Exercise ->
Copy out every line below word for word, keeping them in their original order.

● ● ● ●

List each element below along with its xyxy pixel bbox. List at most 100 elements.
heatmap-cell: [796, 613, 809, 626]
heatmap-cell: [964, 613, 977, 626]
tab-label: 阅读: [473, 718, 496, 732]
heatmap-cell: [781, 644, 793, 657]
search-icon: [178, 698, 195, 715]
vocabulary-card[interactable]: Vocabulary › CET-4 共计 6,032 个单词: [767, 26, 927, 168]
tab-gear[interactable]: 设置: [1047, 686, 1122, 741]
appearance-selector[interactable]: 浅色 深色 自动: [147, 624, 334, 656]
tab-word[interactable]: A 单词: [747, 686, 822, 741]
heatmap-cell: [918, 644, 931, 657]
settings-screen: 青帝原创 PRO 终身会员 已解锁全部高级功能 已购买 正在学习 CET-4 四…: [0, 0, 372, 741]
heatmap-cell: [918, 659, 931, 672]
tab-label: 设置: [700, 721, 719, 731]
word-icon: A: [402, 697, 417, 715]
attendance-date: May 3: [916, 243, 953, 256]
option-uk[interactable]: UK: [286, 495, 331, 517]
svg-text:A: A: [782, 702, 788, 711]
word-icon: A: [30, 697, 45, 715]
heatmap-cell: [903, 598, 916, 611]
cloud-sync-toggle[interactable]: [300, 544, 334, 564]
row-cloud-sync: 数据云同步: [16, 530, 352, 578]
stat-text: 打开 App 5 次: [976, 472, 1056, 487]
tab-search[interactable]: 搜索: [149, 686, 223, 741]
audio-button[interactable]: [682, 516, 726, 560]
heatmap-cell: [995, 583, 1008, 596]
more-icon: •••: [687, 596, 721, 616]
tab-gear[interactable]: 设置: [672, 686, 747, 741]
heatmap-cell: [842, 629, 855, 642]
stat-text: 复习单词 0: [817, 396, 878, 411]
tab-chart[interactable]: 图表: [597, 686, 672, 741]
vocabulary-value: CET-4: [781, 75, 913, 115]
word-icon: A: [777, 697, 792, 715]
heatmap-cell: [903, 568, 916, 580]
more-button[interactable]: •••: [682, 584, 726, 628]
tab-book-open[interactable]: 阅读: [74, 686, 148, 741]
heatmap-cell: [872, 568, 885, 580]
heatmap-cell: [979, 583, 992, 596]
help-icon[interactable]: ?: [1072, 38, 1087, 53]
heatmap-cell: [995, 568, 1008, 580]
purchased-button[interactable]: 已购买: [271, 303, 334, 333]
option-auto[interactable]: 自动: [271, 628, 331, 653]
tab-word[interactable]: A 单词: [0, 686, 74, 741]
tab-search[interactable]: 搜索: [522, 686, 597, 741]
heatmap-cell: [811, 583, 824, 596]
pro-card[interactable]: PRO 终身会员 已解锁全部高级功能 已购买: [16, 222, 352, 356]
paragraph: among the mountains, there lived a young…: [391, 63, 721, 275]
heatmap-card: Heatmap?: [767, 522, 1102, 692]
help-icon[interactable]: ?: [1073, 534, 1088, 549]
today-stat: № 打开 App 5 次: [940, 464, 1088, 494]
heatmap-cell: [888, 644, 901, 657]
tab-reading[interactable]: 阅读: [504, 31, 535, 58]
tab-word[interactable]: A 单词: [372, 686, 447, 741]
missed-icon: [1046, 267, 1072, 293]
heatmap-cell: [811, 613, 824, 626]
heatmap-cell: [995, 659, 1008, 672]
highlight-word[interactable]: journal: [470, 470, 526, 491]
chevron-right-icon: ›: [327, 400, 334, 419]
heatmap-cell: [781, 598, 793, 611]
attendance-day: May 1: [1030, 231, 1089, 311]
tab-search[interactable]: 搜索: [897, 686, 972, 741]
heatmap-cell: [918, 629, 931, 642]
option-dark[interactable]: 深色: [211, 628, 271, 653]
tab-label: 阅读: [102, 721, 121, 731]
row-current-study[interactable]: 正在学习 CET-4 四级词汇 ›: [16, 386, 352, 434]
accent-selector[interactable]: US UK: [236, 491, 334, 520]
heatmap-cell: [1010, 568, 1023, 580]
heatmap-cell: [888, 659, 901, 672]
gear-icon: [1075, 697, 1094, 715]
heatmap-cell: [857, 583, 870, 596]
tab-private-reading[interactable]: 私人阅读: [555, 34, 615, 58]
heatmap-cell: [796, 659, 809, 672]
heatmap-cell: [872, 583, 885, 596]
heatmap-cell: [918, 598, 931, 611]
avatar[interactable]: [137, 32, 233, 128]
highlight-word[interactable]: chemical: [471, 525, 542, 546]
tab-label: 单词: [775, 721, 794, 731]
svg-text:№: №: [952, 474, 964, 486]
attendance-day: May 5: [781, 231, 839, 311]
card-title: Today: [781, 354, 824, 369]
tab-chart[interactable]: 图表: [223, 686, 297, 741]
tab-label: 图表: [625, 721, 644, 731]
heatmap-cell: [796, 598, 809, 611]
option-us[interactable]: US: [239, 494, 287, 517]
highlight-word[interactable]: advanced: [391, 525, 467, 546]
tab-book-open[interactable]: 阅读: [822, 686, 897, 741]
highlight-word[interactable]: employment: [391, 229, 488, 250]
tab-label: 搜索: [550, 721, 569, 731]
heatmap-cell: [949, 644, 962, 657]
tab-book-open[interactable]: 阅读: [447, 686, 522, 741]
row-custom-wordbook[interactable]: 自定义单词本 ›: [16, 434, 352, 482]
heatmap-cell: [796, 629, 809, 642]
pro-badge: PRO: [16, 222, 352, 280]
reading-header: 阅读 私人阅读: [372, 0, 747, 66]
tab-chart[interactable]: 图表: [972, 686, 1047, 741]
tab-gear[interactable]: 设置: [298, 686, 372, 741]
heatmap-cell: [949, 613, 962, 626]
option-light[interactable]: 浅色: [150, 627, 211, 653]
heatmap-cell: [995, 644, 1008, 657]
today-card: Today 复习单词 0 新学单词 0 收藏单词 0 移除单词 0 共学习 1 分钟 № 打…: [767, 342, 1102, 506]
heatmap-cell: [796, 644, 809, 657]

● ● ● ●

Response to the task ->
List each element below along with its xyxy pixel bbox. List at most 100 elements.
heatmap-cell: [796, 613, 809, 626]
heatmap-cell: [964, 613, 977, 626]
tab-label: 阅读: [473, 718, 496, 732]
heatmap-cell: [781, 644, 793, 657]
search-icon: [178, 698, 195, 715]
vocabulary-card[interactable]: Vocabulary › CET-4 共计 6,032 个单词: [767, 26, 927, 168]
tab-gear[interactable]: 设置: [1047, 686, 1122, 741]
appearance-selector[interactable]: 浅色 深色 自动: [147, 624, 334, 656]
tab-word[interactable]: A 单词: [747, 686, 822, 741]
heatmap-cell: [918, 644, 931, 657]
settings-screen: 青帝原创 PRO 终身会员 已解锁全部高级功能 已购买 正在学习 CET-4 四…: [0, 0, 372, 741]
heatmap-cell: [918, 659, 931, 672]
tab-label: 设置: [700, 721, 719, 731]
word-icon: A: [402, 697, 417, 715]
attendance-date: May 3: [916, 243, 953, 256]
option-uk[interactable]: UK: [286, 495, 331, 517]
svg-text:A: A: [782, 702, 788, 711]
word-icon: A: [30, 697, 45, 715]
heatmap-cell: [903, 598, 916, 611]
cloud-sync-toggle[interactable]: [300, 544, 334, 564]
row-cloud-sync: 数据云同步: [16, 530, 352, 578]
stat-text: 打开 App 5 次: [976, 472, 1056, 487]
tab-search[interactable]: 搜索: [149, 686, 223, 741]
audio-button[interactable]: [682, 516, 726, 560]
heatmap-cell: [995, 583, 1008, 596]
more-icon: •••: [687, 596, 721, 616]
tab-gear[interactable]: 设置: [672, 686, 747, 741]
heatmap-cell: [842, 629, 855, 642]
stat-text: 复习单词 0: [817, 396, 878, 411]
tab-chart[interactable]: 图表: [597, 686, 672, 741]
vocabulary-value: CET-4: [781, 75, 913, 115]
word-icon: A: [777, 697, 792, 715]
heatmap-cell: [903, 568, 916, 580]
more-button[interactable]: •••: [682, 584, 726, 628]
tab-book-open[interactable]: 阅读: [74, 686, 148, 741]
heatmap-cell: [872, 568, 885, 580]
heatmap-cell: [979, 583, 992, 596]
help-icon[interactable]: ?: [1072, 38, 1087, 53]
heatmap-cell: [995, 568, 1008, 580]
purchased-button[interactable]: 已购买: [271, 303, 334, 333]
option-auto[interactable]: 自动: [271, 628, 331, 653]
tab-word[interactable]: A 单词: [0, 686, 74, 741]
tab-search[interactable]: 搜索: [522, 686, 597, 741]
heatmap-cell: [811, 583, 824, 596]
pro-card[interactable]: PRO 终身会员 已解锁全部高级功能 已购买: [16, 222, 352, 356]
paragraph: among the mountains, there lived a young…: [391, 63, 721, 275]
heatmap-card: Heatmap?: [767, 522, 1102, 692]
help-icon[interactable]: ?: [1073, 534, 1088, 549]
today-stat: № 打开 App 5 次: [940, 464, 1088, 494]
heatmap-cell: [888, 644, 901, 657]
tab-reading[interactable]: 阅读: [504, 31, 535, 58]
tab-word[interactable]: A 单词: [372, 686, 447, 741]
missed-icon: [1046, 267, 1072, 293]
heatmap-cell: [811, 613, 824, 626]
heatmap-cell: [995, 659, 1008, 672]
highlight-word[interactable]: journal: [470, 470, 526, 491]
chevron-right-icon: ›: [327, 400, 334, 419]
heatmap-cell: [781, 598, 793, 611]
attendance-day: May 1: [1030, 231, 1089, 311]
tab-search[interactable]: 搜索: [897, 686, 972, 741]
heatmap-cell: [918, 629, 931, 642]
option-dark[interactable]: 深色: [211, 628, 271, 653]
tab-label: 阅读: [102, 721, 121, 731]
row-current-study[interactable]: 正在学习 CET-4 四级词汇 ›: [16, 386, 352, 434]
accent-selector[interactable]: US UK: [236, 491, 334, 520]
heatmap-cell: [1010, 568, 1023, 580]
heatmap-cell: [888, 659, 901, 672]
gear-icon: [1075, 697, 1094, 715]
heatmap-cell: [857, 583, 870, 596]
tab-private-reading[interactable]: 私人阅读: [555, 34, 615, 58]
heatmap-cell: [796, 659, 809, 672]
heatmap-cell: [872, 583, 885, 596]
heatmap-cell: [918, 598, 931, 611]
avatar[interactable]: [137, 32, 233, 128]
highlight-word[interactable]: chemical: [471, 525, 542, 546]
tab-label: 单词: [775, 721, 794, 731]
svg-text:№: №: [952, 474, 964, 486]
attendance-day: May 5: [781, 231, 839, 311]
card-title: Today: [781, 354, 824, 369]
tab-chart[interactable]: 图表: [223, 686, 297, 741]
tab-label: 图表: [625, 721, 644, 731]
heatmap-cell: [796, 598, 809, 611]
option-us[interactable]: US: [239, 494, 287, 517]
highlight-word[interactable]: advanced: [391, 525, 467, 546]
tab-book-open[interactable]: 阅读: [822, 686, 897, 741]
highlight-word[interactable]: employment: [391, 229, 488, 250]
tab-label: 搜索: [550, 721, 569, 731]
heatmap-cell: [949, 644, 962, 657]
tab-book-open[interactable]: 阅读: [447, 686, 522, 741]
row-custom-wordbook[interactable]: 自定义单词本 ›: [16, 434, 352, 482]
heatmap-cell: [796, 629, 809, 642]
pro-badge: PRO: [16, 222, 352, 280]
reading-header: 阅读 私人阅读: [372, 0, 747, 66]
tab-chart[interactable]: 图表: [972, 686, 1047, 741]
tab-gear[interactable]: 设置: [298, 686, 372, 741]
heatmap-cell: [949, 613, 962, 626]
option-light[interactable]: 浅色: [150, 627, 211, 653]
heatmap-cell: [995, 644, 1008, 657]
today-card: Today 复习单词 0 新学单词 0 收藏单词 0 移除单词 0 共学习 1 分钟 № 打…: [767, 342, 1102, 506]
heatmap-cell: [796, 644, 809, 657]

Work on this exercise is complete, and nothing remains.